>> BEGIN
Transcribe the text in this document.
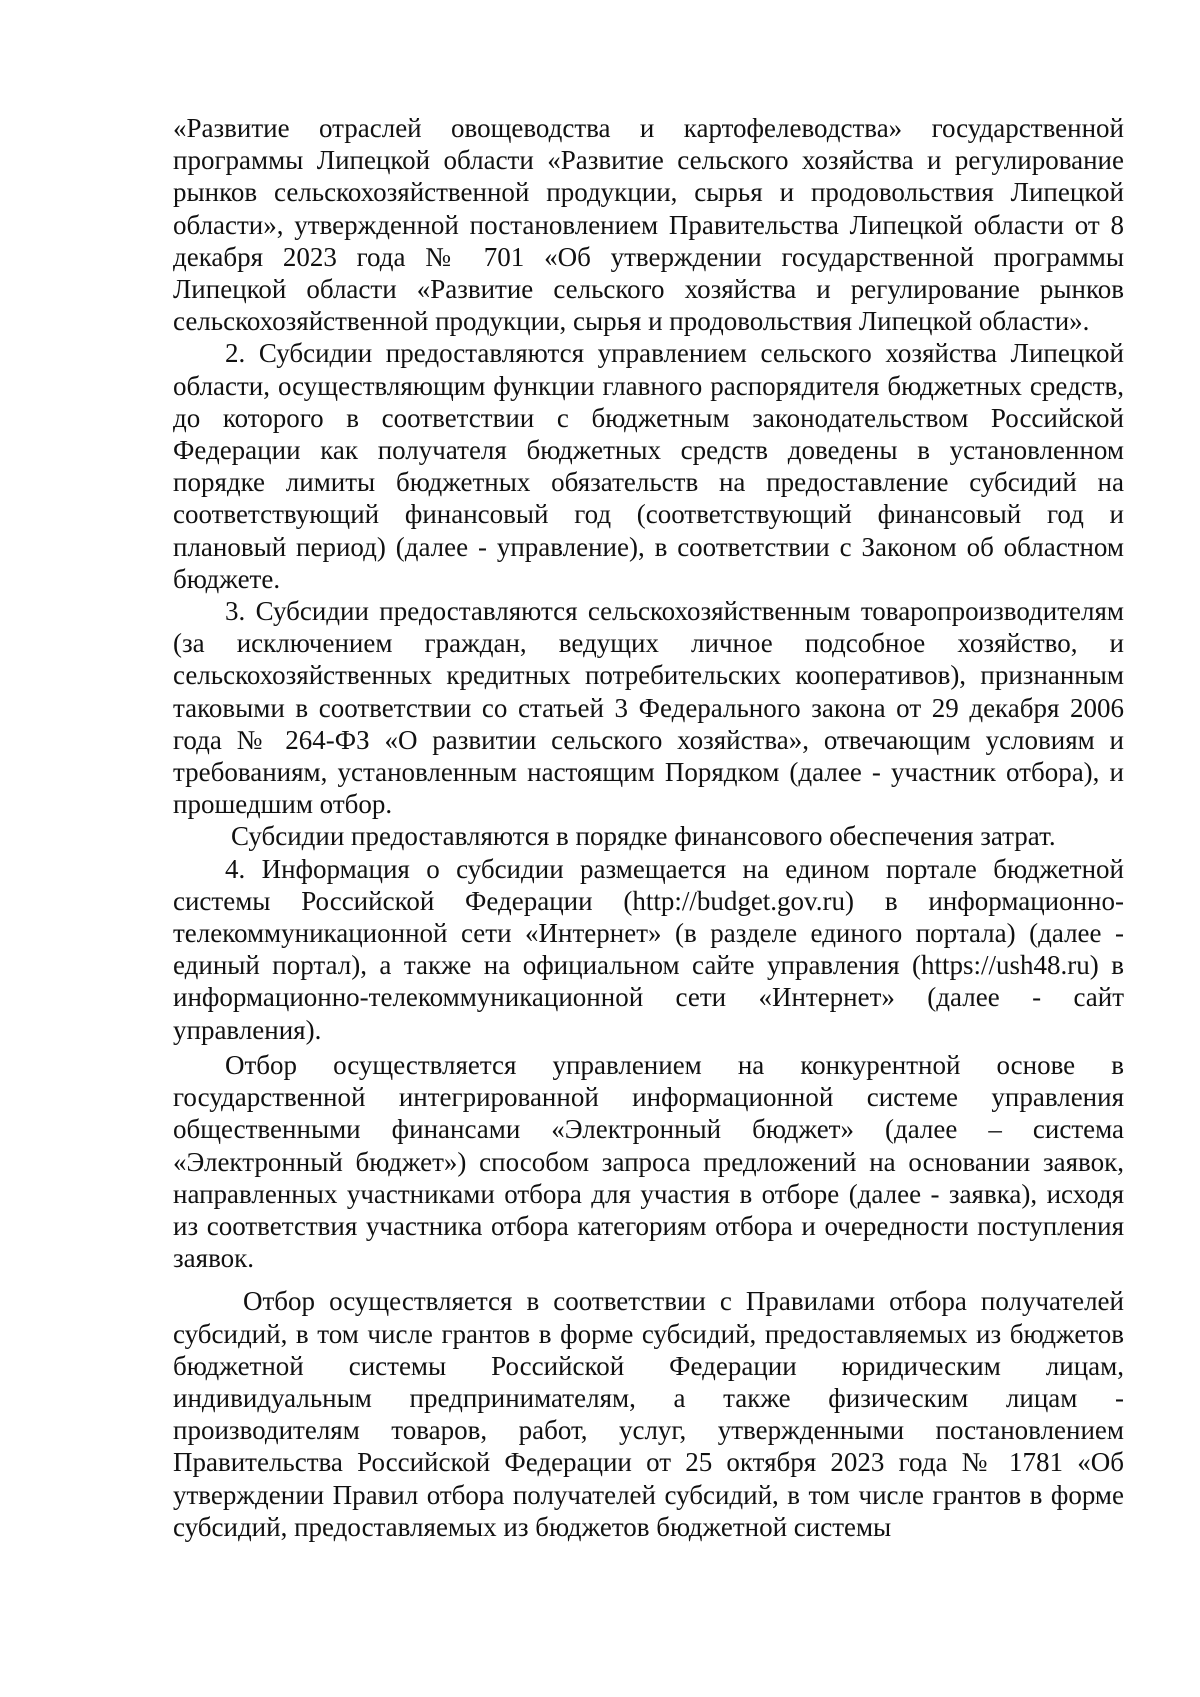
«Развитие отраслей овощеводства и картофелеводства» государственной программы Липецкой области «Развитие сельского хозяйства и регулирование рынков сельскохозяйственной продукции, сырья и продовольствия Липецкой области», утвержденной постановлением Правительства Липецкой области от 8 декабря 2023 года № 701 «Об утверждении государственной программы Липецкой области «Развитие сельского хозяйства и регулирование рынков сельскохозяйственной продукции, сырья и продовольствия Липецкой области».

2. Субсидии предоставляются управлением сельского хозяйства Липецкой области, осуществляющим функции главного распорядителя бюджетных средств, до которого в соответствии с бюджетным законодательством Российской Федерации как получателя бюджетных средств доведены в установленном порядке лимиты бюджетных обязательств на предоставление субсидий на соответствующий финансовый год (соответствующий финансовый год и плановый период) (далее - управление), в соответствии с Законом об областном бюджете.

3. Субсидии предоставляются сельскохозяйственным товаропроизводителям (за исключением граждан, ведущих личное подсобное хозяйство, и сельскохозяйственных кредитных потребительских кооперативов), признанным таковыми в соответствии со статьей 3 Федерального закона от 29 декабря 2006 года № 264-ФЗ «О развитии сельского хозяйства», отвечающим условиям и требованиям, установленным настоящим Порядком (далее - участник отбора), и прошедшим отбор.

Субсидии предоставляются в порядке финансового обеспечения затрат.

4. Информация о субсидии размещается на едином портале бюджетной системы Российской Федерации (http://budget.gov.ru) в информационно-телекоммуникационной сети «Интернет» (в разделе единого портала) (далее - единый портал), а также на официальном сайте управления (https://ush48.ru) в информационно-телекоммуникационной сети «Интернет» (далее - сайт управления).

Отбор осуществляется управлением на конкурентной основе в государственной интегрированной информационной системе управления общественными финансами «Электронный бюджет» (далее – система «Электронный бюджет») способом запроса предложений на основании заявок, направленных участниками отбора для участия в отборе (далее - заявка), исходя из соответствия участника отбора категориям отбора и очередности поступления заявок.

Отбор осуществляется в соответствии с Правилами отбора получателей субсидий, в том числе грантов в форме субсидий, предоставляемых из бюджетов бюджетной системы Российской Федерации юридическим лицам, индивидуальным предпринимателям, а также физическим лицам - производителям товаров, работ, услуг, утвержденными постановлением Правительства Российской Федерации от 25 октября 2023 года № 1781 «Об утверждении Правил отбора получателей субсидий, в том числе грантов в форме субсидий, предоставляемых из бюджетов бюджетной системы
>> END
REQUIRED TASK ▸ Copy every entry word for word, but omit the pictures.

TASK SOLUTION ▸
Transcribe the text in this document.
«Развитие отраслей овощеводства и картофелеводства» государственной программы Липецкой области «Развитие сельского хозяйства и регулирование рынков сельскохозяйственной продукции, сырья и продовольствия Липецкой области», утвержденной постановлением Правительства Липецкой области от 8 декабря 2023 года № 701 «Об утверждении государственной программы Липецкой области «Развитие сельского хозяйства и регулирование рынков сельскохозяйственной продукции, сырья и продовольствия Липецкой области».

2. Субсидии предоставляются управлением сельского хозяйства Липецкой области, осуществляющим функции главного распорядителя бюджетных средств, до которого в соответствии с бюджетным законодательством Российской Федерации как получателя бюджетных средств доведены в установленном порядке лимиты бюджетных обязательств на предоставление субсидий на соответствующий финансовый год (соответствующий финансовый год и плановый период) (далее - управление), в соответствии с Законом об областном бюджете.

3. Субсидии предоставляются сельскохозяйственным товаропроизводителям (за исключением граждан, ведущих личное подсобное хозяйство, и сельскохозяйственных кредитных потребительских кооперативов), признанным таковыми в соответствии со статьей 3 Федерального закона от 29 декабря 2006 года № 264-ФЗ «О развитии сельского хозяйства», отвечающим условиям и требованиям, установленным настоящим Порядком (далее - участник отбора), и прошедшим отбор.

Субсидии предоставляются в порядке финансового обеспечения затрат.

4. Информация о субсидии размещается на едином портале бюджетной системы Российской Федерации (http://budget.gov.ru) в информационно-телекоммуникационной сети «Интернет» (в разделе единого портала) (далее - единый портал), а также на официальном сайте управления (https://ush48.ru) в информационно-телекоммуникационной сети «Интернет» (далее - сайт управления).

Отбор осуществляется управлением на конкурентной основе в государственной интегрированной информационной системе управления общественными финансами «Электронный бюджет» (далее – система «Электронный бюджет») способом запроса предложений на основании заявок, направленных участниками отбора для участия в отборе (далее - заявка), исходя из соответствия участника отбора категориям отбора и очередности поступления заявок.

Отбор осуществляется в соответствии с Правилами отбора получателей субсидий, в том числе грантов в форме субсидий, предоставляемых из бюджетов бюджетной системы Российской Федерации юридическим лицам, индивидуальным предпринимателям, а также физическим лицам - производителям товаров, работ, услуг, утвержденными постановлением Правительства Российской Федерации от 25 октября 2023 года № 1781 «Об утверждении Правил отбора получателей субсидий, в том числе грантов в форме субсидий, предоставляемых из бюджетов бюджетной системы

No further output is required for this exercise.